- **ОТРЫВОК**:
* * * * * * *

Прежде всего поражает художественный масштаб рассказа. Вообще под масштабом почему-то разумеют теперь обычно размер абсолютный. Но ведь это же – отношение: сколько, скажем, реальных километров вмещается условно в реальный же миллиметр. Здесь – миллиарды. И время исчисляется здесь в световых годах. Маленькая карта звездного неба – вот масштаб, как и в «Маленьких трагедиях» Пушкина, как и в «Пророке», и в «Страннике».
Но как при этом усмотрены здесь и выписаны («отнизаны») такие вещи, что и на верстовой-то карте не углядишь, а разве только вживе, воочию, вплотную?
Голубая звездочка и – мрачные петербургские улицы с тусклыми газовыми фонарями.
Мириады людские далеким, едва различимым «планом», и тут же «план» крупный, близкий, в упор: девочка, молящая о помощи, «лет восьми, в платочке и в одном платьице, вся мокрая, но я запомнил особенно ее мокрые разорванные башмаки и теперь помню…».
Там, на далекой планете, живут «дети солнца»: «О, как они были прекрасны… Они любили слагать песни друг о друге, и хвалили друг друга, как дети». А тут, в пятом этаже, маленькая комнатенка с чердачным окном. За перегородкой – содом, водка, драки. Вечно пьяный отставной капитан, которого до обморока боится «маленькая ростом и худенькая дама, из полковых, приезжая, с тремя маленькими и заболевшими уже у нас в номерах детьми».
Там тысячелетия. А тут всего одна ночь, на третье ноября, с одиннадцати до шести.
Там вся история человечества – вперед, назад, сейчас. А тут мизерная (поначалу) история какого-то «русского прогрессиста и гнусного петербуржца».
Будто перед тобой огромная фреска «Страшного суда» Микеланджело, и ты попеременно смотришь на нее то издали (снизу), то вблизи (поднявшись).
И написан-проговорен он, этот рассказ, единым духом. И читаешь-слушаешь его – словно время исчезает. Такое же ощущение – от гениальной музыки.
Погружаешься в реальную, посюстороннюю (не мистическую), живую человеческую вечность и будто находишься сразу во всех трех временах, будто через тебя вечность эта и проходит и будто от тебя она и зависит: остаться ей теплой, живой, человеческой или стать холодной, мертвой, безлюдной.

* * * * * * *

- **ЗАДАНИЯ**:
1. Перескажите отрывок в двух предложениях.
2. Сколько времени длится действие рассказа на Земле, судя по отрывку?
3. Измените в отрывке отрезок от «Там вся история» до «то вблизи (поднявшись).» включительно, заменив «фреска» на «картина».
Листинг здесь не понадобится.

- **ИСХОДНЫЕ МАТЕРИАЛЫ**:
* * * * * * *

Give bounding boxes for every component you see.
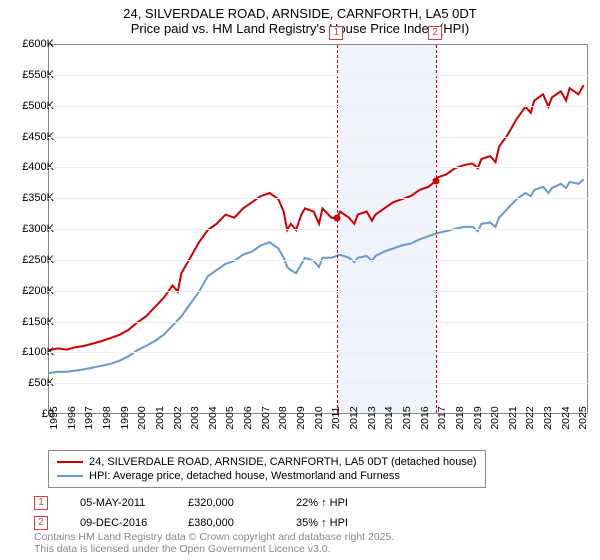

* * * * * * *

- **ОТВЕТЫ ПО ПОРЯДКУ**:
1. Рассказ поражает художественным масштабом: огромное (звездное небо, тысячелетия, вся история человечества) соседствует в нем с тем, что показано крупно и вблизи: с мрачными петербургскими улицами, девочкой в мокрых разорванных башмаках и всего одной ночью. Рассказ написан единым духом, и при чтении, как от гениальной музыки, словно исчезает время, а читающий погружается в живую человеческую вечность.

2. Одну ночь, на третье ноября, с одиннадцати до шести.

3.
Там вся история человечества – вперед, назад, сейчас. А тут мизерная (поначалу) история какого-то «русского прогрессиста и гнусного петербуржца».
Будто перед тобой огромная картина «Страшного суда» Микеланджело, и ты попеременно смотришь на нее то издали (снизу), то вблизи (поднявшись).